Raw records
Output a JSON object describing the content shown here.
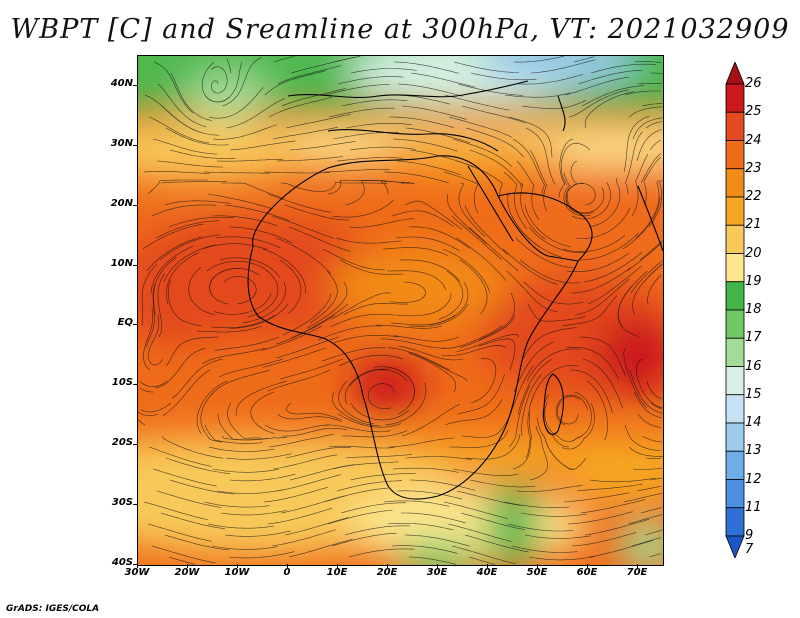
{
  "title": "WBPT [C] and Sreamline at 300hPa, VT: 2021032909",
  "credit": "GrADS: IGES/COLA",
  "map": {
    "lat_labels": [
      "40N",
      "30N",
      "20N",
      "10N",
      "EQ",
      "10S",
      "20S",
      "30S",
      "40S"
    ],
    "lat_values": [
      40,
      30,
      20,
      10,
      0,
      -10,
      -20,
      -30,
      -40
    ],
    "lon_labels": [
      "30W",
      "20W",
      "10W",
      "0",
      "10E",
      "20E",
      "30E",
      "40E",
      "50E",
      "60E",
      "70E"
    ],
    "lon_values": [
      -30,
      -20,
      -10,
      0,
      10,
      20,
      30,
      40,
      50,
      60,
      70
    ],
    "lon_range": [
      -30,
      75
    ],
    "lat_range": [
      -40,
      45
    ]
  },
  "colorbar": {
    "labels": [
      "26",
      "25",
      "24",
      "23",
      "22",
      "21",
      "20",
      "19",
      "18",
      "17",
      "16",
      "15",
      "14",
      "13",
      "12",
      "11",
      "9",
      "7"
    ],
    "colors": [
      "#a50f15",
      "#cb181d",
      "#e34a1f",
      "#ef6c1a",
      "#f28b18",
      "#f6a623",
      "#f8c95a",
      "#fbe68e",
      "#42b549",
      "#6fc866",
      "#a2dc96",
      "#d6f1e3",
      "#c7e2f4",
      "#9ccbee",
      "#6cadea",
      "#4b8fe2",
      "#2f70d6",
      "#1c55c8"
    ]
  }
}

§ **Written request**
Every line above should be repeated exactly; pictures stay out of the copy.

§ **Answer for this exercise**
Output a JSON object describing the content shown here.
{
  "title": "WBPT [C] and Sreamline at 300hPa, VT: 2021032909",
  "credit": "GrADS: IGES/COLA",
  "map": {
    "lat_labels": [
      "40N",
      "30N",
      "20N",
      "10N",
      "EQ",
      "10S",
      "20S",
      "30S",
      "40S"
    ],
    "lat_values": [
      40,
      30,
      20,
      10,
      0,
      -10,
      -20,
      -30,
      -40
    ],
    "lon_labels": [
      "30W",
      "20W",
      "10W",
      "0",
      "10E",
      "20E",
      "30E",
      "40E",
      "50E",
      "60E",
      "70E"
    ],
    "lon_values": [
      -30,
      -20,
      -10,
      0,
      10,
      20,
      30,
      40,
      50,
      60,
      70
    ],
    "lon_range": [
      -30,
      75
    ],
    "lat_range": [
      -40,
      45
    ]
  },
  "colorbar": {
    "labels": [
      "26",
      "25",
      "24",
      "23",
      "22",
      "21",
      "20",
      "19",
      "18",
      "17",
      "16",
      "15",
      "14",
      "13",
      "12",
      "11",
      "9",
      "7"
    ],
    "colors": [
      "#a50f15",
      "#cb181d",
      "#e34a1f",
      "#ef6c1a",
      "#f28b18",
      "#f6a623",
      "#f8c95a",
      "#fbe68e",
      "#42b549",
      "#6fc866",
      "#a2dc96",
      "#d6f1e3",
      "#c7e2f4",
      "#9ccbee",
      "#6cadea",
      "#4b8fe2",
      "#2f70d6",
      "#1c55c8"
    ]
  }
}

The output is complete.